GOAL OF THE EXERCISE » Please transcribe the data that follows without the pictures, keeping every word the same.

══ TASK INPUTS ══

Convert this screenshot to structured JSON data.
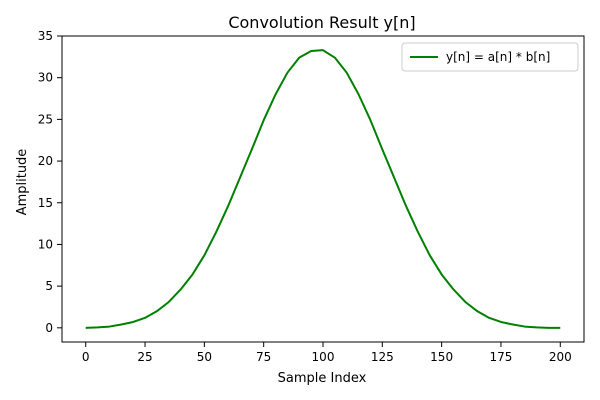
{
  "chart_data": {
    "type": "line",
    "title": "Convolution Result y[n]",
    "xlabel": "Sample Index",
    "ylabel": "Amplitude",
    "xlim": [
      -10,
      210
    ],
    "ylim": [
      -1.7,
      35
    ],
    "x_ticks": [
      0,
      25,
      50,
      75,
      100,
      125,
      150,
      175,
      200
    ],
    "y_ticks": [
      0,
      5,
      10,
      15,
      20,
      25,
      30,
      35
    ],
    "legend_position": "top-right",
    "grid": false,
    "series": [
      {
        "name": "y[n] = a[n] * b[n]",
        "color": "#008000",
        "x": [
          0,
          5,
          10,
          15,
          20,
          25,
          30,
          35,
          40,
          45,
          50,
          55,
          60,
          65,
          70,
          75,
          80,
          85,
          90,
          95,
          100,
          105,
          110,
          115,
          120,
          125,
          130,
          135,
          140,
          145,
          150,
          155,
          160,
          165,
          170,
          175,
          180,
          185,
          190,
          195,
          200
        ],
        "y": [
          0.0,
          0.05,
          0.15,
          0.4,
          0.7,
          1.2,
          2.0,
          3.1,
          4.6,
          6.4,
          8.7,
          11.5,
          14.6,
          18.0,
          21.4,
          24.9,
          28.0,
          30.6,
          32.4,
          33.2,
          33.3,
          32.4,
          30.6,
          28.0,
          24.9,
          21.4,
          18.0,
          14.6,
          11.5,
          8.7,
          6.4,
          4.6,
          3.1,
          2.0,
          1.2,
          0.7,
          0.4,
          0.15,
          0.05,
          0.0,
          0.0
        ]
      }
    ]
  }
}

═══

RESPONSE BELOW »
Convert this screenshot to structured JSON data.
{
  "chart_data": {
    "type": "line",
    "title": "Convolution Result y[n]",
    "xlabel": "Sample Index",
    "ylabel": "Amplitude",
    "xlim": [
      -10,
      210
    ],
    "ylim": [
      -1.7,
      35
    ],
    "x_ticks": [
      0,
      25,
      50,
      75,
      100,
      125,
      150,
      175,
      200
    ],
    "y_ticks": [
      0,
      5,
      10,
      15,
      20,
      25,
      30,
      35
    ],
    "legend_position": "top-right",
    "grid": false,
    "series": [
      {
        "name": "y[n] = a[n] * b[n]",
        "color": "#008000",
        "x": [
          0,
          5,
          10,
          15,
          20,
          25,
          30,
          35,
          40,
          45,
          50,
          55,
          60,
          65,
          70,
          75,
          80,
          85,
          90,
          95,
          100,
          105,
          110,
          115,
          120,
          125,
          130,
          135,
          140,
          145,
          150,
          155,
          160,
          165,
          170,
          175,
          180,
          185,
          190,
          195,
          200
        ],
        "y": [
          0.0,
          0.05,
          0.15,
          0.4,
          0.7,
          1.2,
          2.0,
          3.1,
          4.6,
          6.4,
          8.7,
          11.5,
          14.6,
          18.0,
          21.4,
          24.9,
          28.0,
          30.6,
          32.4,
          33.2,
          33.3,
          32.4,
          30.6,
          28.0,
          24.9,
          21.4,
          18.0,
          14.6,
          11.5,
          8.7,
          6.4,
          4.6,
          3.1,
          2.0,
          1.2,
          0.7,
          0.4,
          0.15,
          0.05,
          0.0,
          0.0
        ]
      }
    ]
  }
}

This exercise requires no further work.